## WRITTEN INSTRUCTION
Your task is to tally the lines of the listing containing the word "wand" and report the figure alone.

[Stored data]

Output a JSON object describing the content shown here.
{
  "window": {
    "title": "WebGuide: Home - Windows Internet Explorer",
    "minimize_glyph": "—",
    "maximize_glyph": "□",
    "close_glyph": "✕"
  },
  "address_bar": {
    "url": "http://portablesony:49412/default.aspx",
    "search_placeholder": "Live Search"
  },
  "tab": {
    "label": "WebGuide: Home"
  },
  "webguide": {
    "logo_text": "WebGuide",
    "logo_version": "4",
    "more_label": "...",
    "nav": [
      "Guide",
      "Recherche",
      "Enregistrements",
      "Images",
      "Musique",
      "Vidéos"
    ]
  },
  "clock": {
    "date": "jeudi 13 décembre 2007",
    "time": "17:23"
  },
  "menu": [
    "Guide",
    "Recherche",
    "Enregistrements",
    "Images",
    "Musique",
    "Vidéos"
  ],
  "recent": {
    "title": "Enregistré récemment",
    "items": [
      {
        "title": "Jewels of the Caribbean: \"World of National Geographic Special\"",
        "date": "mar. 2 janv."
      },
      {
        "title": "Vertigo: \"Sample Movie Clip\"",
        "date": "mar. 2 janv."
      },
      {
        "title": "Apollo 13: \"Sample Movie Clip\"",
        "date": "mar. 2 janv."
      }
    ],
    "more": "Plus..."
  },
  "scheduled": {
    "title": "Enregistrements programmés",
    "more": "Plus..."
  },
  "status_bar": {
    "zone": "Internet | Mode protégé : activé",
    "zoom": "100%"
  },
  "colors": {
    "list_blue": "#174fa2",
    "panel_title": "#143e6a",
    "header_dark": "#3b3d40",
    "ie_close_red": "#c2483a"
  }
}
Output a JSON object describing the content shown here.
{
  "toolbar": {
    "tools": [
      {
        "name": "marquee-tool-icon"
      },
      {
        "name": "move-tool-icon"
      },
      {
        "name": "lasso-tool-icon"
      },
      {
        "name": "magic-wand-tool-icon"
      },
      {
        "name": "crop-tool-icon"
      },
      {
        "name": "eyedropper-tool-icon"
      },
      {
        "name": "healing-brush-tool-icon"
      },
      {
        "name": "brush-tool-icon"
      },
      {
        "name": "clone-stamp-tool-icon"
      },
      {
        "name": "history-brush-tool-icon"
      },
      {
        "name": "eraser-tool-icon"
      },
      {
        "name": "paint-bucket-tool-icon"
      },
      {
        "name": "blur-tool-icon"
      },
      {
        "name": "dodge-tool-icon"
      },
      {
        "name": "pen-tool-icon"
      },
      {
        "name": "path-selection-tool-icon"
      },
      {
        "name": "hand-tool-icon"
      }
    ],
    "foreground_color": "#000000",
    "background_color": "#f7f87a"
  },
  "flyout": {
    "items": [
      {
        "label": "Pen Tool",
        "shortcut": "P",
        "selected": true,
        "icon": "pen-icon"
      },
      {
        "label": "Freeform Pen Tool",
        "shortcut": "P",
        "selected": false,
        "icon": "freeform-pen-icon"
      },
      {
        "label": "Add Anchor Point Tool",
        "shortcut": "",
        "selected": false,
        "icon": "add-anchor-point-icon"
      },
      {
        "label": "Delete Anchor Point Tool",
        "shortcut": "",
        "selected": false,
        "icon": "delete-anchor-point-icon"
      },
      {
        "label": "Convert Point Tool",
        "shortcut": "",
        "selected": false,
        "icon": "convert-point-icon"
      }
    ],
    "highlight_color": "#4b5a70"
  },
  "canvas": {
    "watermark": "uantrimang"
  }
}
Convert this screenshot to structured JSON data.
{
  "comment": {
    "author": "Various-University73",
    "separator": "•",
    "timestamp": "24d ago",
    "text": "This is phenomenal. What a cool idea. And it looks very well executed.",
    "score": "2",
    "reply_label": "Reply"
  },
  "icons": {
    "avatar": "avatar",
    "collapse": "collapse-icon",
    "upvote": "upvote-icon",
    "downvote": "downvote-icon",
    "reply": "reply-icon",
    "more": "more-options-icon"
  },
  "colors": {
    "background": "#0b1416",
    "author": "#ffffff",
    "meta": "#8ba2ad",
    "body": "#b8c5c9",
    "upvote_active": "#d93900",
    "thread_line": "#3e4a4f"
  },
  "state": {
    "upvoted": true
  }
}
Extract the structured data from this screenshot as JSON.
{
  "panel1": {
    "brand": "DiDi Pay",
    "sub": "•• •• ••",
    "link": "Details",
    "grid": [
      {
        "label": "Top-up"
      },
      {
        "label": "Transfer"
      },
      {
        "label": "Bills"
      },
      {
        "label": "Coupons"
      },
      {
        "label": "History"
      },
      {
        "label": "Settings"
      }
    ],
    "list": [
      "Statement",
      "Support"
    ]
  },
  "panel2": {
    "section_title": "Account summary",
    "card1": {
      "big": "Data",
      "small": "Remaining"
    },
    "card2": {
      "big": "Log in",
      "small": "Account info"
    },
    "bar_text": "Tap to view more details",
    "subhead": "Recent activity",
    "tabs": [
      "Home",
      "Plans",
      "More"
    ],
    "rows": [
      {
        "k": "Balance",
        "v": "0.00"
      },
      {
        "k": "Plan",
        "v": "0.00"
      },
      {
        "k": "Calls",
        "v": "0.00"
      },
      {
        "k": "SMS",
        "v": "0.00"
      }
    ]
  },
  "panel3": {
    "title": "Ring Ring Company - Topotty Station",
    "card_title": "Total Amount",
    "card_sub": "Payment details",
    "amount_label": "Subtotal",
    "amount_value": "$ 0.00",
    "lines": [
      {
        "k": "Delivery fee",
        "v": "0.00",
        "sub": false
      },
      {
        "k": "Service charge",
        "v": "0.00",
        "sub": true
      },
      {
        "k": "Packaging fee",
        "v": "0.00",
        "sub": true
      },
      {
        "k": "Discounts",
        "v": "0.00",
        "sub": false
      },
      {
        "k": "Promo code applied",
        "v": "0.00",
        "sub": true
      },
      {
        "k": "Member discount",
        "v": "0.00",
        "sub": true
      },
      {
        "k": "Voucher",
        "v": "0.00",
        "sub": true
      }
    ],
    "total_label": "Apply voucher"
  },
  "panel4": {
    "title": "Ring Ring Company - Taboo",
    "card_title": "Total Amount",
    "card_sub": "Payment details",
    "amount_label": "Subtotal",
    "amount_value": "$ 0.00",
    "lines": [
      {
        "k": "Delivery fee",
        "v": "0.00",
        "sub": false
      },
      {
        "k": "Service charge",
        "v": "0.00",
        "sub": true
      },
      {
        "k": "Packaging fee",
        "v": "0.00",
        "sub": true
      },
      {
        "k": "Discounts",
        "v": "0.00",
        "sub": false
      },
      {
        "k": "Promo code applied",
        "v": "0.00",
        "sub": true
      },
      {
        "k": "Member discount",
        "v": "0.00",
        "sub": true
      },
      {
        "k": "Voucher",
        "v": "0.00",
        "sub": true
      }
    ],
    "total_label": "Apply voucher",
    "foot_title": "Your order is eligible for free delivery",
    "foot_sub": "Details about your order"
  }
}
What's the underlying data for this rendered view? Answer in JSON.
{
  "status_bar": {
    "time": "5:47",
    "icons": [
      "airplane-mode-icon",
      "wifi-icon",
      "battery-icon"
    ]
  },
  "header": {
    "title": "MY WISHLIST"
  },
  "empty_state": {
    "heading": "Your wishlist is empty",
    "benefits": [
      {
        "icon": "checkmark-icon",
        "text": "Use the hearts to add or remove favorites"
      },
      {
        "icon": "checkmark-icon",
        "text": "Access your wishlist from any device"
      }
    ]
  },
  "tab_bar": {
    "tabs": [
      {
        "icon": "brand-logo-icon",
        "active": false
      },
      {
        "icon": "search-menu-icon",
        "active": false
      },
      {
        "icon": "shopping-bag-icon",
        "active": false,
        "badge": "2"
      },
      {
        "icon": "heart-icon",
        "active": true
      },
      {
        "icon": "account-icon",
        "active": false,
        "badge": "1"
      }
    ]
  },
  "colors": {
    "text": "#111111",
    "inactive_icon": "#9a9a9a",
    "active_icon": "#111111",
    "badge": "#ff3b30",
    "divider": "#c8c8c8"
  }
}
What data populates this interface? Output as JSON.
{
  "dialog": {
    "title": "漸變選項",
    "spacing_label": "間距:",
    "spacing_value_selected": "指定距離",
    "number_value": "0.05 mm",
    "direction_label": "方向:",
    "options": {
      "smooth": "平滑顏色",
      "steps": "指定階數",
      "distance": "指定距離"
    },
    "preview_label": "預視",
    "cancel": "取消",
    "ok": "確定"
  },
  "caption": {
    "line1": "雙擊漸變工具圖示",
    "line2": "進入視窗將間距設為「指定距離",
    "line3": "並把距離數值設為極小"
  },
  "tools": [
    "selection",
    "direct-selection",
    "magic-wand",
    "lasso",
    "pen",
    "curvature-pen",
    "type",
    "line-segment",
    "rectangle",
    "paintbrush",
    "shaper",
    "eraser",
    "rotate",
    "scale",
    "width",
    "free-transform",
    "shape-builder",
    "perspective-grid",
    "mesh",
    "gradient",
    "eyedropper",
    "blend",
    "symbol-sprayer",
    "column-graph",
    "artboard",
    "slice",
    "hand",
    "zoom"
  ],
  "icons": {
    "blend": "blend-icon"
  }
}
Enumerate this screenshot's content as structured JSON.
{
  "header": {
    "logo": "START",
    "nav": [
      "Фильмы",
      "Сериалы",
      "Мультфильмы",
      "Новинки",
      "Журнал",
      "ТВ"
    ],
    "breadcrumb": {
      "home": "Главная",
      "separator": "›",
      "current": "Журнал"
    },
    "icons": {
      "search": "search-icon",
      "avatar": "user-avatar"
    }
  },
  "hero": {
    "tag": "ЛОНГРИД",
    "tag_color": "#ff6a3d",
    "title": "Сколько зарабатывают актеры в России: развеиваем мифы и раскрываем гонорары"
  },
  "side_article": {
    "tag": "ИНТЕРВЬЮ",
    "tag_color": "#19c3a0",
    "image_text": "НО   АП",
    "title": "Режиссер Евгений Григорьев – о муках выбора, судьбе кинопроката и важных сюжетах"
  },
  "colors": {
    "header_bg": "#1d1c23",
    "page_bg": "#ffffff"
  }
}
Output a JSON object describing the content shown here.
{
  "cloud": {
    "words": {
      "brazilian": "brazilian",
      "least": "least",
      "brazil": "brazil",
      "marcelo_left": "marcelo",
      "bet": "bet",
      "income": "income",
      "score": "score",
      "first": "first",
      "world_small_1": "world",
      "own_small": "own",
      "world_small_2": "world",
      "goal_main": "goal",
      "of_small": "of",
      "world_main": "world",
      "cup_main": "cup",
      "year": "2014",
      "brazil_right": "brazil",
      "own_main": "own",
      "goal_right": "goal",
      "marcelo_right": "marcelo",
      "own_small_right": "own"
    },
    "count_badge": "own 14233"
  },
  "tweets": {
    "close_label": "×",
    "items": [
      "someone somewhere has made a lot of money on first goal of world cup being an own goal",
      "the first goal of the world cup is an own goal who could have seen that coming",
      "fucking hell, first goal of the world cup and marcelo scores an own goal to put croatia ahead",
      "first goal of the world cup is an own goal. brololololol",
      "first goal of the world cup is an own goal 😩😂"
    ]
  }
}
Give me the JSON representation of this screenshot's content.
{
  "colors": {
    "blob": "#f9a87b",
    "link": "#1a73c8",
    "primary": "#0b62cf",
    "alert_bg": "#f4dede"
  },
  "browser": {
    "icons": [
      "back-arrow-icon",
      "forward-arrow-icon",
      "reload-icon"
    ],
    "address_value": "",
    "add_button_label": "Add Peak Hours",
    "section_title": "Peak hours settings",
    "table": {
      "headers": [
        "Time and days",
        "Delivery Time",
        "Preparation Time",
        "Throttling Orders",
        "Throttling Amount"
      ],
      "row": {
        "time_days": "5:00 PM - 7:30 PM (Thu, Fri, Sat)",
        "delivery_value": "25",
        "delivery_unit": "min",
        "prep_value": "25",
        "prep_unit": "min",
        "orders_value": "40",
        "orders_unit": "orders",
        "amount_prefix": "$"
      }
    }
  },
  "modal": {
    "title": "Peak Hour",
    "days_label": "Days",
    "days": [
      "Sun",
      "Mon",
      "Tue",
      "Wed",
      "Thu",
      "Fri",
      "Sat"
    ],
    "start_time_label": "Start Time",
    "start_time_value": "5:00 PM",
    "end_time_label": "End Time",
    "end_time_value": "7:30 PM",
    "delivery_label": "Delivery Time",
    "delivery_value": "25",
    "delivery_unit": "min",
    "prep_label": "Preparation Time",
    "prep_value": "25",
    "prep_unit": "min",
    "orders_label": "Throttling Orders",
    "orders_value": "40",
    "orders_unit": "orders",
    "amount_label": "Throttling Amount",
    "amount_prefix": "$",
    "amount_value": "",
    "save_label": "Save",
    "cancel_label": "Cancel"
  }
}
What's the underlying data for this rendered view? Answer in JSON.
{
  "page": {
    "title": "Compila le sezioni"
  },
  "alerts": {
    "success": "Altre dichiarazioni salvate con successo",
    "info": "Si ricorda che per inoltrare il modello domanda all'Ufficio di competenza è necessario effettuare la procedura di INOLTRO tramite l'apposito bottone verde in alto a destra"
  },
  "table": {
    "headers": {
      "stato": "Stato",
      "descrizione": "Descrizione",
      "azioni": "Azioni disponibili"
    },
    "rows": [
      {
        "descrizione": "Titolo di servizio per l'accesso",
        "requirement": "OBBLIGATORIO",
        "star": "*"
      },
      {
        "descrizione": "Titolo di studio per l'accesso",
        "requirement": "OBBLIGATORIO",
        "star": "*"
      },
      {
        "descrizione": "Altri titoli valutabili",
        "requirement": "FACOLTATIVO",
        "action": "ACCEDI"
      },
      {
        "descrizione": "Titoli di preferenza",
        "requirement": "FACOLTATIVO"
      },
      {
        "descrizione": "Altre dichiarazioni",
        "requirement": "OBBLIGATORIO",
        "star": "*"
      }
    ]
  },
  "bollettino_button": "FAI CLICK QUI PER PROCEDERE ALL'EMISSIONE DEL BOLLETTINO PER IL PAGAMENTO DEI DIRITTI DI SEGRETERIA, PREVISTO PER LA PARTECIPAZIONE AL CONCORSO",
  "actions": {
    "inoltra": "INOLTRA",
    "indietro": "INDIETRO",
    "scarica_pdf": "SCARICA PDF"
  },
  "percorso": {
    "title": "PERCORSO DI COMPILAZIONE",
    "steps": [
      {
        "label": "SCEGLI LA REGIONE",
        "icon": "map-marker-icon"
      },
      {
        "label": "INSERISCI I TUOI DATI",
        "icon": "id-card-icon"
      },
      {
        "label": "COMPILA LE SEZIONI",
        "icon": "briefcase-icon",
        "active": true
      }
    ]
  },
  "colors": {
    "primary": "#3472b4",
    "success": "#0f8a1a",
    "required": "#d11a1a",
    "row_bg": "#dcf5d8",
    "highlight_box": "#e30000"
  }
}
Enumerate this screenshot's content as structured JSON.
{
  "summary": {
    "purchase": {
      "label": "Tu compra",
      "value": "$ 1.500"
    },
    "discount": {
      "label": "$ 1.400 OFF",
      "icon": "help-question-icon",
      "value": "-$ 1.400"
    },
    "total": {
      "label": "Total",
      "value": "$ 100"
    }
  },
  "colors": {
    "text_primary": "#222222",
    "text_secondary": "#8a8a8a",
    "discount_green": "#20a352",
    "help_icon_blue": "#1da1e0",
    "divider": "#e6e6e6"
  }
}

## WRITTEN SOLUTION
2